_TASK DIRECTIONS:_ Pull every line holding the string "type" from the records below.

_DATA:_
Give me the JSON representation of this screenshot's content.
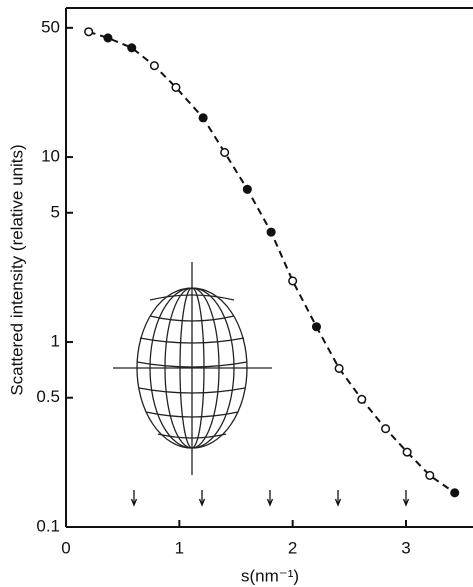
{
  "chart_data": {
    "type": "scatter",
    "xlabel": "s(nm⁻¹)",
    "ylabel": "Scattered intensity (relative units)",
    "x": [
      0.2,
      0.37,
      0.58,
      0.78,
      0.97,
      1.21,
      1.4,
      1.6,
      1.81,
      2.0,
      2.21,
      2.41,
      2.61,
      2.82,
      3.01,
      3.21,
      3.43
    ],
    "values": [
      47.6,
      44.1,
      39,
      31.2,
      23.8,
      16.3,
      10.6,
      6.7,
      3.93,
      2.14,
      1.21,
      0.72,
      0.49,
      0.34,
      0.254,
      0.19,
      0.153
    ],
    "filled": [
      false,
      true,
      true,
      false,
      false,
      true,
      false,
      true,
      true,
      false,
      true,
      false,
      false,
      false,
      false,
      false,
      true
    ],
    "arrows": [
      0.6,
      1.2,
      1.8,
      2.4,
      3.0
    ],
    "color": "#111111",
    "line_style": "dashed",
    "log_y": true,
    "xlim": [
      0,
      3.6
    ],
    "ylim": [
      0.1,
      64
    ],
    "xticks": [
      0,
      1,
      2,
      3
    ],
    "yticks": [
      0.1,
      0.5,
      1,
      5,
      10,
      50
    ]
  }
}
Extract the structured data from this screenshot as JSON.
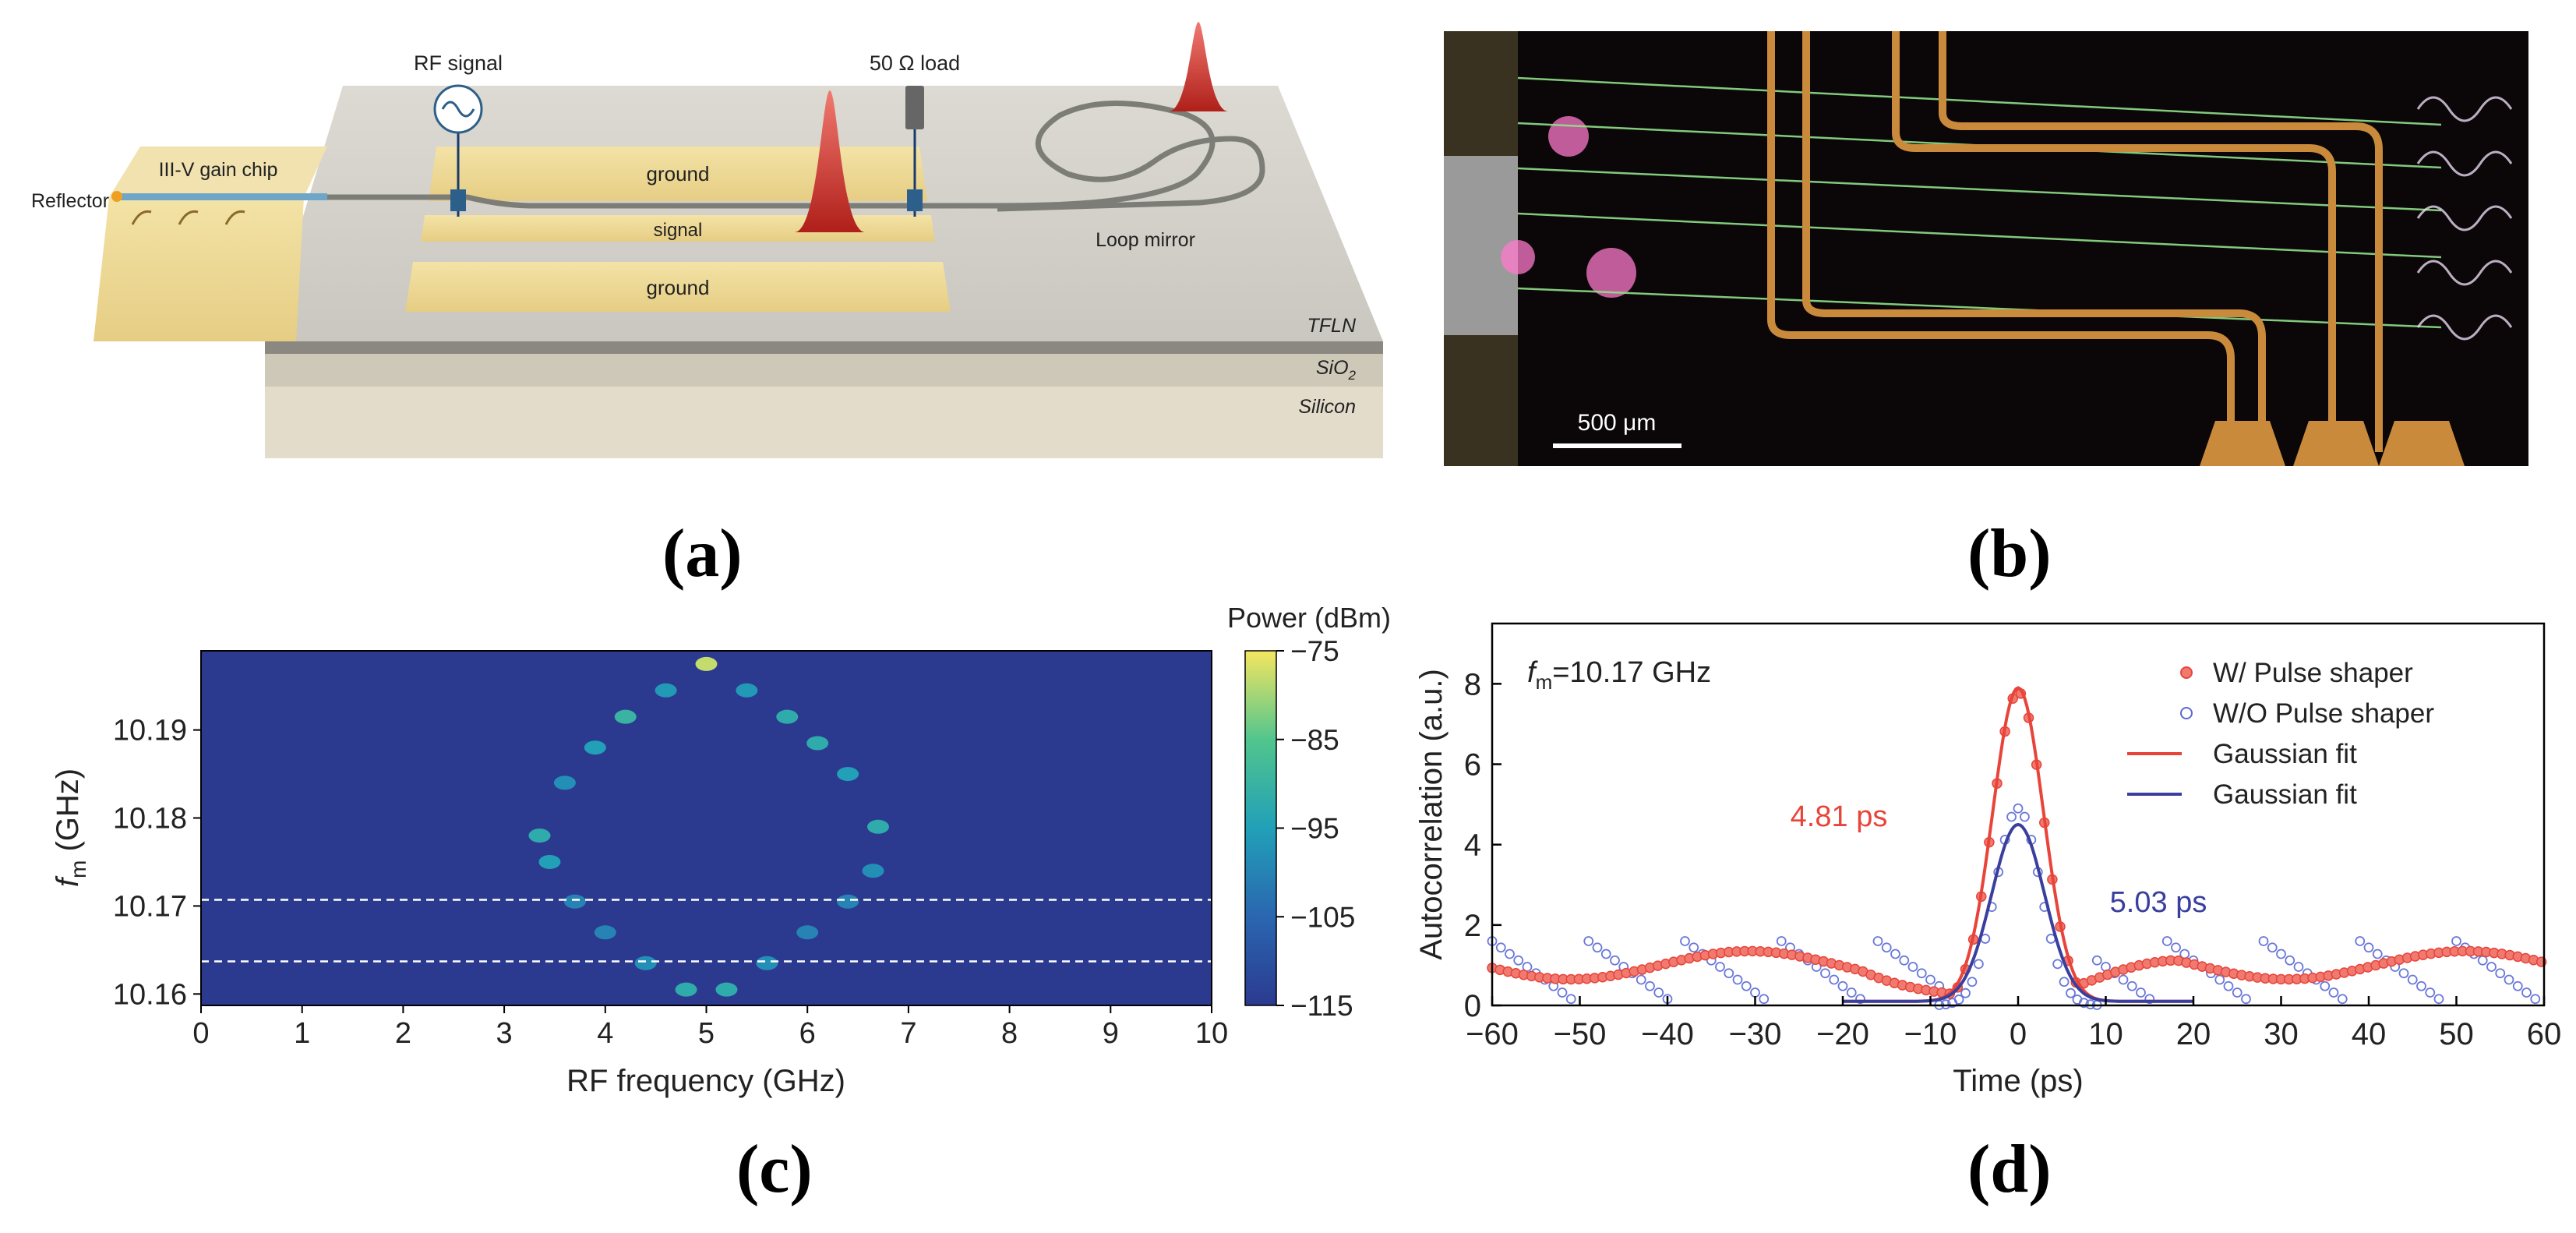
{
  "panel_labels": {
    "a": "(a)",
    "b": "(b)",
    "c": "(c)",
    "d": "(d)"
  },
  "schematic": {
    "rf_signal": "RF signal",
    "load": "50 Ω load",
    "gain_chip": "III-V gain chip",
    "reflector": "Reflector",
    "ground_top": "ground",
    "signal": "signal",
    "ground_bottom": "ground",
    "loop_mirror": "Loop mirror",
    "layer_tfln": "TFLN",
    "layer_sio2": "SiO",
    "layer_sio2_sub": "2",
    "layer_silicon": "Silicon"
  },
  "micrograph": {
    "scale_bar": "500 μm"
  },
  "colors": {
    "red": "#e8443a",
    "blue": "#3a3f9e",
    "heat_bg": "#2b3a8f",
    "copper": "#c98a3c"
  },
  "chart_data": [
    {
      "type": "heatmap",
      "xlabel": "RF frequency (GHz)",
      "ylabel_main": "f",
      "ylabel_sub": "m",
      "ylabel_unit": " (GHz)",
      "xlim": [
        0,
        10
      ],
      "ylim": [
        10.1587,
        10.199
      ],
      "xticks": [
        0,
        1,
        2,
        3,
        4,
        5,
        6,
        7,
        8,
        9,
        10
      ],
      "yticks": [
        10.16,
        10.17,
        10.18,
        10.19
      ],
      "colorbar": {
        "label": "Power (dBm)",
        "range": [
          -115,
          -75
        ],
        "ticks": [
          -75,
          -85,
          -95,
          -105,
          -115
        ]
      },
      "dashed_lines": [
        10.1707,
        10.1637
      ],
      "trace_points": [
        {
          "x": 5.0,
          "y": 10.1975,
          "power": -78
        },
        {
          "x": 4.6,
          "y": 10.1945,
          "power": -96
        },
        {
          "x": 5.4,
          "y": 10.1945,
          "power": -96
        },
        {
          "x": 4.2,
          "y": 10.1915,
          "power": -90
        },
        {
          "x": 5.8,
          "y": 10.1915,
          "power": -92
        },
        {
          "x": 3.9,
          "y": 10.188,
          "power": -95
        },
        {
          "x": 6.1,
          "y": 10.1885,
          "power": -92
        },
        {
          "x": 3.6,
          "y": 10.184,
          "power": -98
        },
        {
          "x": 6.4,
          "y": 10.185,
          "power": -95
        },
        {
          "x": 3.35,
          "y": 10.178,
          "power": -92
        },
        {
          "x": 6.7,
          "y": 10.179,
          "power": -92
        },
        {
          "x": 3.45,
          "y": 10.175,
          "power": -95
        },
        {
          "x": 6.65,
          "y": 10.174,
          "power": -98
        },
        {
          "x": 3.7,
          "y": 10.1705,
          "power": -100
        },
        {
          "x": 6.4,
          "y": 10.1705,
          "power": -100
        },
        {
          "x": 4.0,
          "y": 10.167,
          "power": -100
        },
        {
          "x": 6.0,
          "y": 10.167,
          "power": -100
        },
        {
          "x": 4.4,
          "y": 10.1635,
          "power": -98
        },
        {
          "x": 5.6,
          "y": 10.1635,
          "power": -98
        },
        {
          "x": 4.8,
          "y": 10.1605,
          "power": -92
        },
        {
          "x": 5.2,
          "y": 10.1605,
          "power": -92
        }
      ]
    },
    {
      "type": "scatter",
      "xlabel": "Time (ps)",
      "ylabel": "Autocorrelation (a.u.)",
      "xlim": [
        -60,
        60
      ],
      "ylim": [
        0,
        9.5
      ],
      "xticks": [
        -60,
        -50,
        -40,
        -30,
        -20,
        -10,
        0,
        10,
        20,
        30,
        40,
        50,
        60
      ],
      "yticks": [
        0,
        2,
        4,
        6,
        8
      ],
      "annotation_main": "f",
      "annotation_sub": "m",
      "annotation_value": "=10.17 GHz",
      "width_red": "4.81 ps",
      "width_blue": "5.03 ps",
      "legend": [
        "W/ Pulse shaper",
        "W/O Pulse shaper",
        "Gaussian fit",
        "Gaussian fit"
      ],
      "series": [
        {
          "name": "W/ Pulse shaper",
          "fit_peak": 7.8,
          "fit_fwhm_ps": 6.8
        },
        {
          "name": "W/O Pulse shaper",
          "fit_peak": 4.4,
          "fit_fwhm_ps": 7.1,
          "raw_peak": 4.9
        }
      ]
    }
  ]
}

...

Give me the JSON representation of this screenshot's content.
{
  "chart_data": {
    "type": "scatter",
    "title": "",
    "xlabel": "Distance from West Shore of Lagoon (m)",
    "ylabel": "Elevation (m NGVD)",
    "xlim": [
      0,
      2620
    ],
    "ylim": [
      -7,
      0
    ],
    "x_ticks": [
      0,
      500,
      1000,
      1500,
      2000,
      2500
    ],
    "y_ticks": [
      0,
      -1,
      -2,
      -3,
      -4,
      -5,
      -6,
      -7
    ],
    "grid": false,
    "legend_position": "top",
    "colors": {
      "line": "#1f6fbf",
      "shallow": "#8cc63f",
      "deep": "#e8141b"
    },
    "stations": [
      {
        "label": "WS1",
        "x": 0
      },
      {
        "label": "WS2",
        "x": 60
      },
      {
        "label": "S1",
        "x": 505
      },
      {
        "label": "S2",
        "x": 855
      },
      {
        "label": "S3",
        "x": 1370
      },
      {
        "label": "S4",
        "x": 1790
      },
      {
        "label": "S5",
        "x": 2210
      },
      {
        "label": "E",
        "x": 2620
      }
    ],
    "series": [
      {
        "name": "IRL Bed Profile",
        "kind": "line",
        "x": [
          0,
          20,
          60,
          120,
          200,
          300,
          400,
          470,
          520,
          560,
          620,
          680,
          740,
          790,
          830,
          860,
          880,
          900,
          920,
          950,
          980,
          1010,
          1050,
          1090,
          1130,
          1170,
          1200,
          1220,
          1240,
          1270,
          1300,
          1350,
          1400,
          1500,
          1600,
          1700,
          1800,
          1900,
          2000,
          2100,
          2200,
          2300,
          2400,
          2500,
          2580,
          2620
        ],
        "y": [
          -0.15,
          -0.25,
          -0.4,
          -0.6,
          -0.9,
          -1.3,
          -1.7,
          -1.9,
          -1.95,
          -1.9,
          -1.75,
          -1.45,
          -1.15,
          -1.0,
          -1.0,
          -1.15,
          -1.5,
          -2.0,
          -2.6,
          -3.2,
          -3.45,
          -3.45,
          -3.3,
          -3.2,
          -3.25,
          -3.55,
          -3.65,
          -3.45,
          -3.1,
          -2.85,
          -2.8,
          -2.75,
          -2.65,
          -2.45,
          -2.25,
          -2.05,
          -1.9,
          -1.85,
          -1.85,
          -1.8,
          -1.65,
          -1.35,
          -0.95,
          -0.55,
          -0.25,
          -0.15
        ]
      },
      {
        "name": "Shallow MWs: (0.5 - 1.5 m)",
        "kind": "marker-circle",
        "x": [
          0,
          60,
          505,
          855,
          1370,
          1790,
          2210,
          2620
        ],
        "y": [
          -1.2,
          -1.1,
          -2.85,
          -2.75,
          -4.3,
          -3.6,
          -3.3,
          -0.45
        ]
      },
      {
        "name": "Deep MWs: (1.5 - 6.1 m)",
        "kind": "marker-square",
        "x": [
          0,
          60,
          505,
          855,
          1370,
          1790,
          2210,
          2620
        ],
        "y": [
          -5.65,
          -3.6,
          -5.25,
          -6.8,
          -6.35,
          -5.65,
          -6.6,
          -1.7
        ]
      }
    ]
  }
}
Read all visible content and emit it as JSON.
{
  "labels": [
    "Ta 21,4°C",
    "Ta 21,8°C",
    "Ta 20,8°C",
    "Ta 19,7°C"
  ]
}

_TASK ANSWER:_
    "type": "scatter",
      "type": "heatmap",
      "type": "scatter",
    "type": "scatter",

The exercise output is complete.